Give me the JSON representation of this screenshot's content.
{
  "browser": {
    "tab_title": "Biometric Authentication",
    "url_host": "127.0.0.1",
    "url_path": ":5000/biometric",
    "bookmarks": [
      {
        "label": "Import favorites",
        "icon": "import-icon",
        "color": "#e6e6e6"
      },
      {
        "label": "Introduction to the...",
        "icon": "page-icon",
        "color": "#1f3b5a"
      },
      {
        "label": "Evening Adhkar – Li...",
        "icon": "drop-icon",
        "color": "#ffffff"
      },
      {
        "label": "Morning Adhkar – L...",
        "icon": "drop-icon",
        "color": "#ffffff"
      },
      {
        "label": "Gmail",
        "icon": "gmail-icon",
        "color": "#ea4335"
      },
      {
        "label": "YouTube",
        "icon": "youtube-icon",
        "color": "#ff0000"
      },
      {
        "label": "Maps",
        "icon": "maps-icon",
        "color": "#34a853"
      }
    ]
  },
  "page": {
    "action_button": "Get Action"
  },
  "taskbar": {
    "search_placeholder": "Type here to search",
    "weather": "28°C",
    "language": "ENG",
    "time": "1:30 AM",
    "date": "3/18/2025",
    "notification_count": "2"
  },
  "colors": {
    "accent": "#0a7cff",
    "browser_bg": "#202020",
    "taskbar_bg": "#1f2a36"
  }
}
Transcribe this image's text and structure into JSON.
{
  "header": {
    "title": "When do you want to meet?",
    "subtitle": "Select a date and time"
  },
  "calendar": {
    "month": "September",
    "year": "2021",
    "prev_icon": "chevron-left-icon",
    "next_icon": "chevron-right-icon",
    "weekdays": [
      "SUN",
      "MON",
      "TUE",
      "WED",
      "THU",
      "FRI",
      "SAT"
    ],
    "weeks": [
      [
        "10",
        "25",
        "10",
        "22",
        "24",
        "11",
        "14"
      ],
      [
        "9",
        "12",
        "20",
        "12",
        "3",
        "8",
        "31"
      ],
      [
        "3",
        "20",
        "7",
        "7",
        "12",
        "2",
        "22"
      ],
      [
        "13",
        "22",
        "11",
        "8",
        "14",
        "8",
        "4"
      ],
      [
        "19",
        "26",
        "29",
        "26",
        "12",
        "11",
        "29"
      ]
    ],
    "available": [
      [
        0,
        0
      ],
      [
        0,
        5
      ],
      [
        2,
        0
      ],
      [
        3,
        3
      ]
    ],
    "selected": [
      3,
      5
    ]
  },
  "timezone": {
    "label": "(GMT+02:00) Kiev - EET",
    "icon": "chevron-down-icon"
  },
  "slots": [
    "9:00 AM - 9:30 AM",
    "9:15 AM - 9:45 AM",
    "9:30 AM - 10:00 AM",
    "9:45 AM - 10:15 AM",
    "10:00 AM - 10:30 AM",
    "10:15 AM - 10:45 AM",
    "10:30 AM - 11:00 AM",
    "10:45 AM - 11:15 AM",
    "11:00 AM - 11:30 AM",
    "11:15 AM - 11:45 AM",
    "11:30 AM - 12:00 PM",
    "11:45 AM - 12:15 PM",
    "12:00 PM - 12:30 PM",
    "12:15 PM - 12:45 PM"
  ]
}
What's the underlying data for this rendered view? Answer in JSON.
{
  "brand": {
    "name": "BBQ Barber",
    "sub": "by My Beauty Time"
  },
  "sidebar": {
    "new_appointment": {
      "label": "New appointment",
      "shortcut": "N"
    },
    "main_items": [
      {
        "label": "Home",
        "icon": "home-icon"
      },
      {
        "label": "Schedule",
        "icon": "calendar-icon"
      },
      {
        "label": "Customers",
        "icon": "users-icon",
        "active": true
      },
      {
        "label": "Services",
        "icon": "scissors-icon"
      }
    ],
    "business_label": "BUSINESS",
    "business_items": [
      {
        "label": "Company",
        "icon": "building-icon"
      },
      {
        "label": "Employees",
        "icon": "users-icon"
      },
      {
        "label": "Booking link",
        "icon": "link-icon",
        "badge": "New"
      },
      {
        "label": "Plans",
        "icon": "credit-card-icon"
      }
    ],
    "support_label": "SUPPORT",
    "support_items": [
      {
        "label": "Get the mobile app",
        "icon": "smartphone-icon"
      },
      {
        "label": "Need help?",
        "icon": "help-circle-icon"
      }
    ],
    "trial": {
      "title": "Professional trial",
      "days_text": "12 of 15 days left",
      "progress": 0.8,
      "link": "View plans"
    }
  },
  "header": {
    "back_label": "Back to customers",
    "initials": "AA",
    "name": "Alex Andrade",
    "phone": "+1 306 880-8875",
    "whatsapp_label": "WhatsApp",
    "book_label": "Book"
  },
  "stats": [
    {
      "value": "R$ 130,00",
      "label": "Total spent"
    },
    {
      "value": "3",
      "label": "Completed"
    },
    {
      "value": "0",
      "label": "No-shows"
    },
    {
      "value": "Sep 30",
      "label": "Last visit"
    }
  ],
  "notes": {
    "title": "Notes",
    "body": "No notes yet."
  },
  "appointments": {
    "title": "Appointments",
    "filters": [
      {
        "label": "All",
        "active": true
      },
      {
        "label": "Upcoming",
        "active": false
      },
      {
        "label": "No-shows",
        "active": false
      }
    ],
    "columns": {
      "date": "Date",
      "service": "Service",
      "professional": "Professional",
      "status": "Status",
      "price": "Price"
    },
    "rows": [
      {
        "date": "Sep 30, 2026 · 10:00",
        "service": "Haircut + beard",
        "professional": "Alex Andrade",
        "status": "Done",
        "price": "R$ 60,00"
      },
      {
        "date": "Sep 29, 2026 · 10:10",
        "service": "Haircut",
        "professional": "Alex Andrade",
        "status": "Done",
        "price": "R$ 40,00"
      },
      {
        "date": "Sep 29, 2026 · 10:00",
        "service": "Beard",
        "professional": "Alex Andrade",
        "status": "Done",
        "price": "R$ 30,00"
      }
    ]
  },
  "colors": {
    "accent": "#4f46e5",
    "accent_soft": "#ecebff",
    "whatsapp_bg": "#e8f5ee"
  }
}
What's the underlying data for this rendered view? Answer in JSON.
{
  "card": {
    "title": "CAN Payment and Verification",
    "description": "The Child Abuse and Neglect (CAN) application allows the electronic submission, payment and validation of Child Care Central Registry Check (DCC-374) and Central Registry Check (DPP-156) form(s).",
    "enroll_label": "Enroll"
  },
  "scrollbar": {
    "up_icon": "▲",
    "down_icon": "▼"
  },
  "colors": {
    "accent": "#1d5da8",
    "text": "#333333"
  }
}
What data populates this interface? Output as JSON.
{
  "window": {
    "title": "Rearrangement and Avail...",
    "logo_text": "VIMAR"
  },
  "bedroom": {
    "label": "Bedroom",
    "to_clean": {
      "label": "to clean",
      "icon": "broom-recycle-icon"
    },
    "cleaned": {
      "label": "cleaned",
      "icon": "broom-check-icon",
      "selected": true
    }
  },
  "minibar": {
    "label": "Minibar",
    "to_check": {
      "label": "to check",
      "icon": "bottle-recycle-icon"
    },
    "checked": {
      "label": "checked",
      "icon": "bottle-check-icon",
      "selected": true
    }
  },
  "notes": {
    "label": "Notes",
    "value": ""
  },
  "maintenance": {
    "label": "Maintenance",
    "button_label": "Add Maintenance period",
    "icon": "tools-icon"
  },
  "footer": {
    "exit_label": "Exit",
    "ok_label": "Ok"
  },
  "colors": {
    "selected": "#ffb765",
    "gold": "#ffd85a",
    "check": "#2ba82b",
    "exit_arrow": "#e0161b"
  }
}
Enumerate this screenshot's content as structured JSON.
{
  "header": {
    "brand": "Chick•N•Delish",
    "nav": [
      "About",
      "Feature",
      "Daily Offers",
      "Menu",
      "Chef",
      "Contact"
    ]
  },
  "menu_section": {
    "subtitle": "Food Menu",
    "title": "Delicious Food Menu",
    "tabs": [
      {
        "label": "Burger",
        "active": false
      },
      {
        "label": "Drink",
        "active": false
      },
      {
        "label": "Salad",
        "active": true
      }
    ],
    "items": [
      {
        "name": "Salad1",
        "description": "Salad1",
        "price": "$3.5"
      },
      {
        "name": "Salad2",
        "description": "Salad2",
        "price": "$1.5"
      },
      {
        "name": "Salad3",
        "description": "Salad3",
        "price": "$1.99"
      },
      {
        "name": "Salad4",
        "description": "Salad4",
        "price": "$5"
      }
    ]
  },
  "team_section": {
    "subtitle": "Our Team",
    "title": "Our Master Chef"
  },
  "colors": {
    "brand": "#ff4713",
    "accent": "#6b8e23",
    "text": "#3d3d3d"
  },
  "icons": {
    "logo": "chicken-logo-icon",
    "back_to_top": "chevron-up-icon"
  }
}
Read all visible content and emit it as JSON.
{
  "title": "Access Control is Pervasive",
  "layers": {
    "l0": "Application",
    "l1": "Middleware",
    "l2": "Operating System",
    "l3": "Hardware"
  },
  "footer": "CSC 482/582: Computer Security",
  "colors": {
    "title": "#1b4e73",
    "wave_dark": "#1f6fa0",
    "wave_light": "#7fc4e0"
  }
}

- REQUIRED WORK -
Quote, without any change, each line from the one that contains "Enumerate this screenshot's" through the end of the material.

- COMPLETE OUTPUT -
Enumerate this screenshot's content as structured JSON.
{
  "header": {
    "brand": "Chick•N•Delish",
    "nav": [
      "About",
      "Feature",
      "Daily Offers",
      "Menu",
      "Chef",
      "Contact"
    ]
  },
  "menu_section": {
    "subtitle": "Food Menu",
    "title": "Delicious Food Menu",
    "tabs": [
      {
        "label": "Burger",
        "active": false
      },
      {
        "label": "Drink",
        "active": false
      },
      {
        "label": "Salad",
        "active": true
      }
    ],
    "items": [
      {
        "name": "Salad1",
        "description": "Salad1",
        "price": "$3.5"
      },
      {
        "name": "Salad2",
        "description": "Salad2",
        "price": "$1.5"
      },
      {
        "name": "Salad3",
        "description": "Salad3",
        "price": "$1.99"
      },
      {
        "name": "Salad4",
        "description": "Salad4",
        "price": "$5"
      }
    ]
  },
  "team_section": {
    "subtitle": "Our Team",
    "title": "Our Master Chef"
  },
  "colors": {
    "brand": "#ff4713",
    "accent": "#6b8e23",
    "text": "#3d3d3d"
  },
  "icons": {
    "logo": "chicken-logo-icon",
    "back_to_top": "chevron-up-icon"
  }
}
Read all visible content and emit it as JSON.
{
  "title": "Access Control is Pervasive",
  "layers": {
    "l0": "Application",
    "l1": "Middleware",
    "l2": "Operating System",
    "l3": "Hardware"
  },
  "footer": "CSC 482/582: Computer Security",
  "colors": {
    "title": "#1b4e73",
    "wave_dark": "#1f6fa0",
    "wave_light": "#7fc4e0"
  }
}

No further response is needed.